■ **Your objective**
Give the number of lines that contain the string "Emnets", please, and nothing else.

■ **The data**
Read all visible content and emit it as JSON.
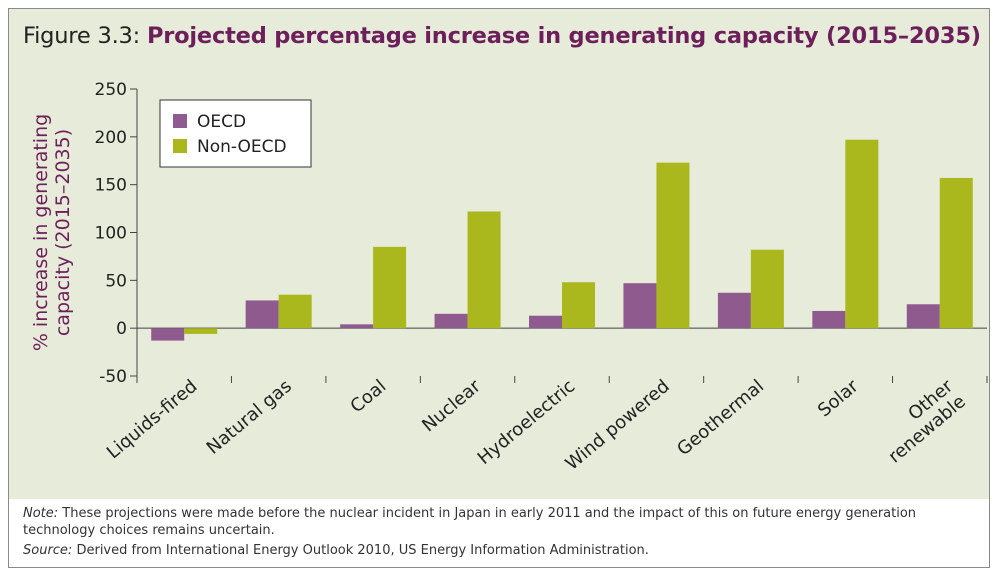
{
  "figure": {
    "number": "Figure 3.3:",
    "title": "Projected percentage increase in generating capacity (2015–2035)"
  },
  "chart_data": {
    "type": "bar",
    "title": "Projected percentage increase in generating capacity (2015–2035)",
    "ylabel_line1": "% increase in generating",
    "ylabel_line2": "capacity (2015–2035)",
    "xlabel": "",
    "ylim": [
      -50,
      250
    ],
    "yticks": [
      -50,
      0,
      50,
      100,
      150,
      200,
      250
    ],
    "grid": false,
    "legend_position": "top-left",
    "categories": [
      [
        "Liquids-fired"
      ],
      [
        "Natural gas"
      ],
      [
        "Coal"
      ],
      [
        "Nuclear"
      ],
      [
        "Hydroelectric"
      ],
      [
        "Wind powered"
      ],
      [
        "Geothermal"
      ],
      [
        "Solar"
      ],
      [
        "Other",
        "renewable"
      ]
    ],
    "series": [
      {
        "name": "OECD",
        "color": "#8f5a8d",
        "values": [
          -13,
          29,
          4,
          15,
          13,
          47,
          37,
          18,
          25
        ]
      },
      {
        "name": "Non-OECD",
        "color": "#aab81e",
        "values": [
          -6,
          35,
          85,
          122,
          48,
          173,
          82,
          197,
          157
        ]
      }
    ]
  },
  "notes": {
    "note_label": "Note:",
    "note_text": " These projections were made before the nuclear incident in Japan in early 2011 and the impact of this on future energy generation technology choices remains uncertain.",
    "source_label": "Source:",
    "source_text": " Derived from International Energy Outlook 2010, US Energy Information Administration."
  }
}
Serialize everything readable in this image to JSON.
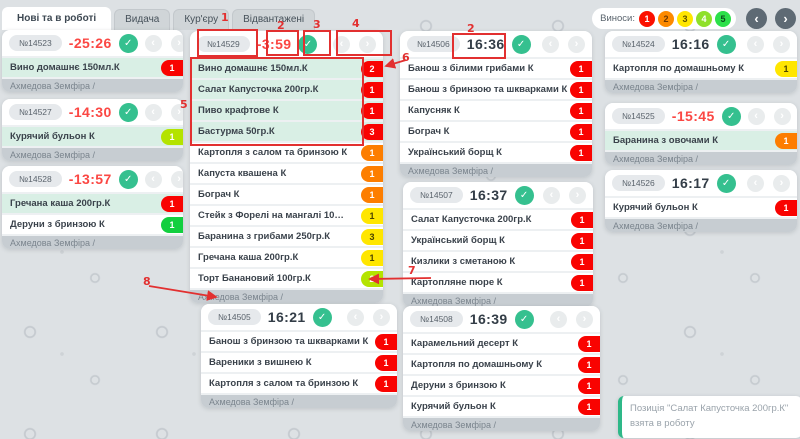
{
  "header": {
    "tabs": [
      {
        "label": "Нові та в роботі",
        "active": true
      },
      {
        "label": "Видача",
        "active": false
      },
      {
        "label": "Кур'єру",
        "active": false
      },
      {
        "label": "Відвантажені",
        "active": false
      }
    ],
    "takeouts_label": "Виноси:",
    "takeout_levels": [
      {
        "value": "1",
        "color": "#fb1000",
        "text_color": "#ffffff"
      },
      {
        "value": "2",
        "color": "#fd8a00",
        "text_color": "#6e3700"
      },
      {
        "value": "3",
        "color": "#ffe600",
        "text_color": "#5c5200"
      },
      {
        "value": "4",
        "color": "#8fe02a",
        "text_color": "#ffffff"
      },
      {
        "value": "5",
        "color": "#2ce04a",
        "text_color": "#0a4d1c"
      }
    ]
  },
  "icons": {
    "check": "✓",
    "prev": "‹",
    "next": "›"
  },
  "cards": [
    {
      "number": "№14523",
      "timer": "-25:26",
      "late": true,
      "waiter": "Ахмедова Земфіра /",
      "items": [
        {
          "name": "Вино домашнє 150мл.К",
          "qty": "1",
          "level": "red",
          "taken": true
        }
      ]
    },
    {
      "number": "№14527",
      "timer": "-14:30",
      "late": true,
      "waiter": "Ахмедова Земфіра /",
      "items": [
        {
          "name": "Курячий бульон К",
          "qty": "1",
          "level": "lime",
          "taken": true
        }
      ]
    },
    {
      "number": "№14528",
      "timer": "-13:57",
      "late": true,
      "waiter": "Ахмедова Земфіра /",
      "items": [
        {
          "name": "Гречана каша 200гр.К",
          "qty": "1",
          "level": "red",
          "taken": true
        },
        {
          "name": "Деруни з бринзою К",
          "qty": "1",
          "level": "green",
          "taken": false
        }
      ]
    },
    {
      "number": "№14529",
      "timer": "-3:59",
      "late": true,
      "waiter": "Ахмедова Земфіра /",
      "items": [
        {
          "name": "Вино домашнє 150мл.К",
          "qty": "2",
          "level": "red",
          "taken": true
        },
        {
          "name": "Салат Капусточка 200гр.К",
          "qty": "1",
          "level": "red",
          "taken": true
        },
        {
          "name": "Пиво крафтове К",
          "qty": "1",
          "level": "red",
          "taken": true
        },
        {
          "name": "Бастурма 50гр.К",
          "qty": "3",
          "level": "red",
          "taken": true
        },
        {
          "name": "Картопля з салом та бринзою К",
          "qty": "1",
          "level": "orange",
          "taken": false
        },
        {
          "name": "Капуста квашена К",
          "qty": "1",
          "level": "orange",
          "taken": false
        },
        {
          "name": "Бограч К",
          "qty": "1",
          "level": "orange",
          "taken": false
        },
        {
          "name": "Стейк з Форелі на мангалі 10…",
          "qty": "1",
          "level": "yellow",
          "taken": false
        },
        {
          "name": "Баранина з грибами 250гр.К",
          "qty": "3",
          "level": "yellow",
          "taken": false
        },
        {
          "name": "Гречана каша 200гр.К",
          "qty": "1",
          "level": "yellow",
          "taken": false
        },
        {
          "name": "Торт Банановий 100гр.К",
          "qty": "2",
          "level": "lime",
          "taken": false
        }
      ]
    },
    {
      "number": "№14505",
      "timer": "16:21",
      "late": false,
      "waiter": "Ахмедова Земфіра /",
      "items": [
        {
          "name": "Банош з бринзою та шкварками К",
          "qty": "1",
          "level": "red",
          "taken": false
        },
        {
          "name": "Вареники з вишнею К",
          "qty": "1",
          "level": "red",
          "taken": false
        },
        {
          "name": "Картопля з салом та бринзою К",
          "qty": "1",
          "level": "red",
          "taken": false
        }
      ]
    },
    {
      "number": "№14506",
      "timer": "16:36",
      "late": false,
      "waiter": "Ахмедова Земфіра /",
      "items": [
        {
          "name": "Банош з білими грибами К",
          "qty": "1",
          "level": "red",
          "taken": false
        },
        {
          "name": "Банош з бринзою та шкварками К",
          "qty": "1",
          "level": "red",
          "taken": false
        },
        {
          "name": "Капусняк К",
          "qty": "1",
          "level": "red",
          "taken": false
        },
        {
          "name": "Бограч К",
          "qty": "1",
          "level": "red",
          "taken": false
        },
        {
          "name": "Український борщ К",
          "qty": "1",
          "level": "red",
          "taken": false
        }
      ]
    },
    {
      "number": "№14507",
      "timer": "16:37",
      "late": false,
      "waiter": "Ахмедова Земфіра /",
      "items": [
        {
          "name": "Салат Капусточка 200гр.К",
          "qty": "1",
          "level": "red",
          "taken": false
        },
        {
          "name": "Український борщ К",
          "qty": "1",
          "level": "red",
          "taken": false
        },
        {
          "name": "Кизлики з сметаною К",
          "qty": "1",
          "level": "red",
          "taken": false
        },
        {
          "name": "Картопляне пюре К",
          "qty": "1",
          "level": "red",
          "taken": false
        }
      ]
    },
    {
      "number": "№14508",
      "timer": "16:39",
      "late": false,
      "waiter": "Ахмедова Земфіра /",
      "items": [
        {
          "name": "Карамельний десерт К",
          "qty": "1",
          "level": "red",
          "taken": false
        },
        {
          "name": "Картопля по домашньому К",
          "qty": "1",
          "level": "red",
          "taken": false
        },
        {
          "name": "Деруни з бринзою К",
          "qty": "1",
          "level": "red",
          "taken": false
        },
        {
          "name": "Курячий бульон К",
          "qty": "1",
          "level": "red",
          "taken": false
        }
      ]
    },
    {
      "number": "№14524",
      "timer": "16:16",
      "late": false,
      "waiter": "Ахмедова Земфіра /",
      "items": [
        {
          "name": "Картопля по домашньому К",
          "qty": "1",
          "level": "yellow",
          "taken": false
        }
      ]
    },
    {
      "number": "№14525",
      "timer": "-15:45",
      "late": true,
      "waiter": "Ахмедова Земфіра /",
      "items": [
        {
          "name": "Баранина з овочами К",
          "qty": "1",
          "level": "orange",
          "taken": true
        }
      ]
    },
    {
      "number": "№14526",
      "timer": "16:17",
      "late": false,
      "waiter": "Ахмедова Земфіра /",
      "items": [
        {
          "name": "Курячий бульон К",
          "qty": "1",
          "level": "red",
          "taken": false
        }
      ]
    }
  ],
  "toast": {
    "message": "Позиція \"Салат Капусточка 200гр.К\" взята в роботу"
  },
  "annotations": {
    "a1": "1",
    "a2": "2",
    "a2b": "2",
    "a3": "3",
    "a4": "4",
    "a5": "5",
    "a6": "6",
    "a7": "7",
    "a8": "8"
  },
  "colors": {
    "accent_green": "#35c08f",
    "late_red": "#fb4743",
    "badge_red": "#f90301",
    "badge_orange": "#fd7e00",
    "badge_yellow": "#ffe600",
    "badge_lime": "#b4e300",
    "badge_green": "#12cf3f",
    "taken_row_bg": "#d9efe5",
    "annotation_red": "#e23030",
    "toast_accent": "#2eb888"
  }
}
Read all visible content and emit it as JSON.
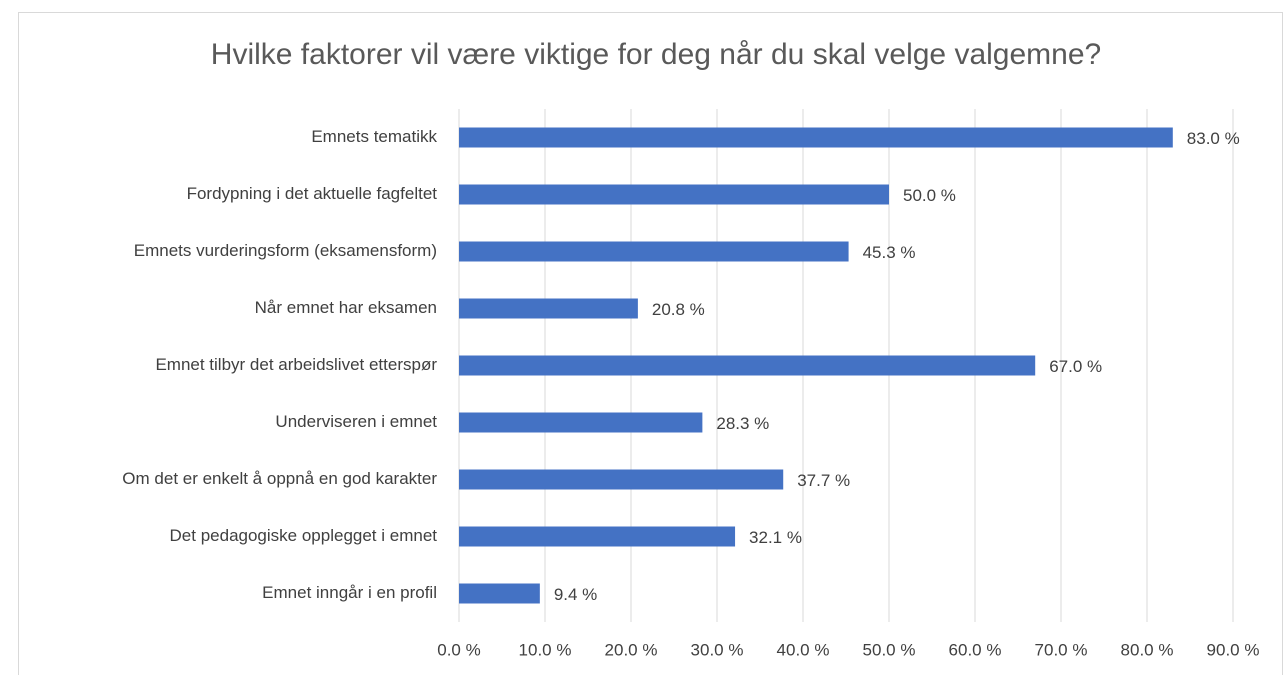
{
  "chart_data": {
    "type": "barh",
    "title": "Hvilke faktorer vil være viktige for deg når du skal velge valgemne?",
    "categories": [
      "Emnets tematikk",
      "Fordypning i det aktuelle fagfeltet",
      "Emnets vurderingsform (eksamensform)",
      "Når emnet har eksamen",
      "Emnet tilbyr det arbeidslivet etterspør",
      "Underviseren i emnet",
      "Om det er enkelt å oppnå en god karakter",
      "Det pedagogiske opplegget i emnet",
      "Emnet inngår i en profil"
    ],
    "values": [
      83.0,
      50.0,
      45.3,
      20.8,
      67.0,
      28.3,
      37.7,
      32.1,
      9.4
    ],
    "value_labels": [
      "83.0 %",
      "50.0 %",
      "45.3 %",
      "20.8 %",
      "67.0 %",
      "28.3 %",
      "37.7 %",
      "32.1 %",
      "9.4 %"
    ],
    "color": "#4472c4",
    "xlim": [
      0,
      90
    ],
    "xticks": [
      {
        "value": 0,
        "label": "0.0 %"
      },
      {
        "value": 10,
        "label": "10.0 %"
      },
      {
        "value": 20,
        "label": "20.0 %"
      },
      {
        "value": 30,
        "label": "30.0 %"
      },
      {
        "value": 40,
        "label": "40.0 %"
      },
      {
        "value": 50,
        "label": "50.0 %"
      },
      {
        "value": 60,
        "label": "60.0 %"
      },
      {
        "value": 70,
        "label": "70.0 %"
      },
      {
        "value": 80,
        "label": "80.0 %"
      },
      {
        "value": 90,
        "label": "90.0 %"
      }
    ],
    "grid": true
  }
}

■ **Full solution**
2